▶ [Stated exercise] Identify the lines that include the word "frac", then copy all of them.

# # # #

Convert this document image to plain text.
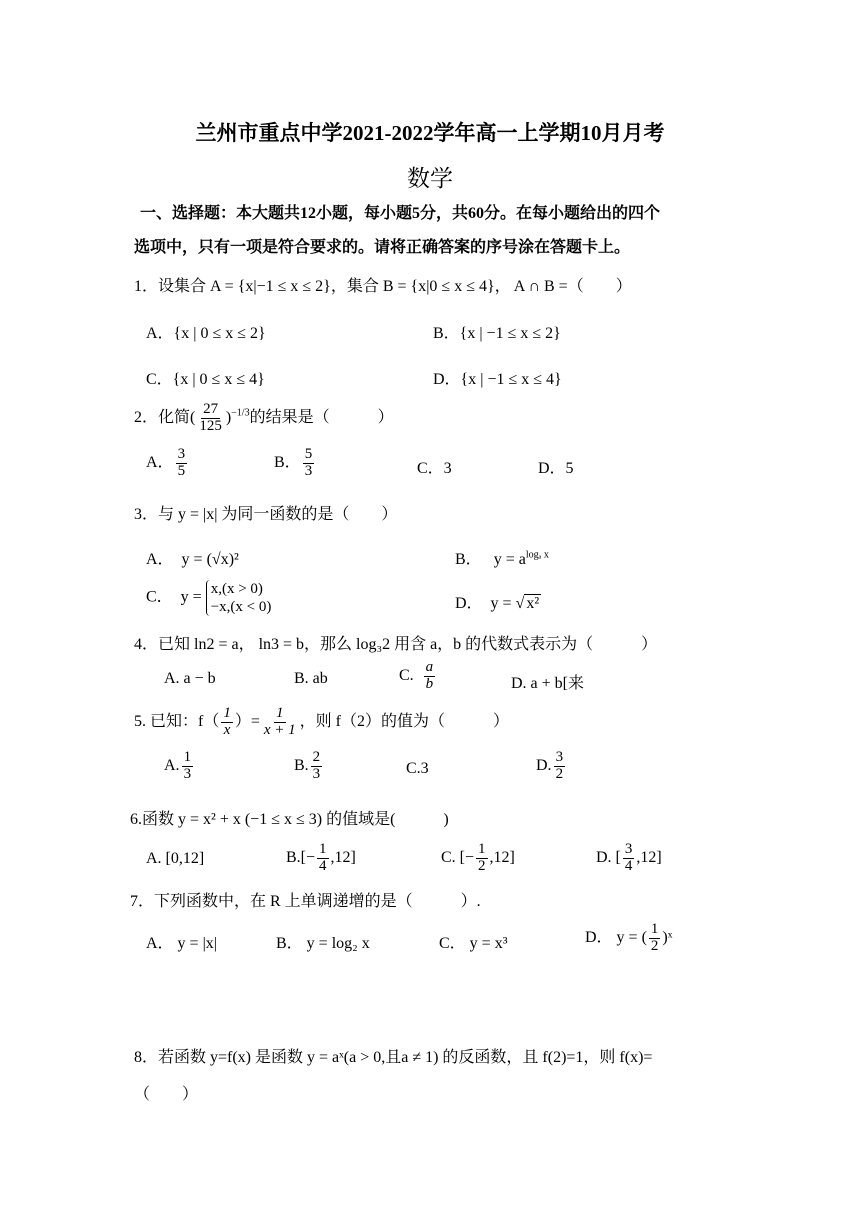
兰州市重点中学2021-2022学年高一上学期10月月考
数学
一、选择题：本大题共12小题，每小题5分，共60分。在每小题给出的四个
选项中，只有一项是符合要求的。请将正确答案的序号涂在答题卡上。
1．设集合 A = {x|−1 ≤ x ≤ 2}，集合 B = {x|0 ≤ x ≤ 4}， A ∩ B =（　　）
A．{x | 0 ≤ x ≤ 2}	B．{x | −1 ≤ x ≤ 2}
C．{x | 0 ≤ x ≤ 4}	D．{x | −1 ≤ x ≤ 4}
2．化简( $\frac{27}{125} )^{-1/3}$的结果是（　　　）
A． $\frac{3}{5}$	B． $\frac{5}{3}$	C．3	D．5
3．与 y = |x| 为同一函数的是（　　）
A．　y = (√x)²	B． $y = a^{log_a x}$
C．　y = x,(x > 0)
−x,(x < 0)	D．　y = √ x²
4．已知 ln2 = a， ln3 = b，那么 log₃2 用含 a，b 的代数式表示为（　　　）
A. a − b	B. ab	C. $\frac{a}{b}$	D. a + b[来
5. 已知：$f( \frac{1}{x}$ ）= $\frac{1}{x + 1}$ ，则 f（2）的值为（　　　）
A. $\frac{1}{3}$	B. $\frac{2}{3}$	C.3	D. $\frac{3}{2}$
6.函数 y = x² + x (−1 ≤ x ≤ 3) 的值域是(　　　)
A. [0,12]	$B.[- \frac{1}{4} ,12]$	C. [− $\frac{1}{2} ,12$]	D. [ $\frac{3}{4} ,12$]
7．下列函数中，在 R 上单调递增的是（　　　）.
A． y = |x|	B． y = log₂ x	C． y = x³	D． y = ( $\frac{1}{2}$ )ˣ
8．若函数 y=f(x) 是函数 y = aˣ(a > 0,且a ≠ 1) 的反函数，且 f(2)=1，则 f(x)=
（　　）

# # # #

▶ [Task response]
2．化简( $\frac{27}{125} )^{-1/3}$的结果是（　　　）
A． $\frac{3}{5}$	B． $\frac{5}{3}$	C．3	D．5
A. a − b	B. ab	C. $\frac{a}{b}$	D. a + b[来
5. 已知：$f( \frac{1}{x}$ ）= $\frac{1}{x + 1}$ ，则 f（2）的值为（　　　）
A. $\frac{1}{3}$	B. $\frac{2}{3}$	C.3	D. $\frac{3}{2}$
A. [0,12]	$B.[- \frac{1}{4} ,12]$	C. [− $\frac{1}{2} ,12$]	D. [ $\frac{3}{4} ,12$]
A． y = |x|	B． y = log₂ x	C． y = x³	D． y = ( $\frac{1}{2}$ )ˣ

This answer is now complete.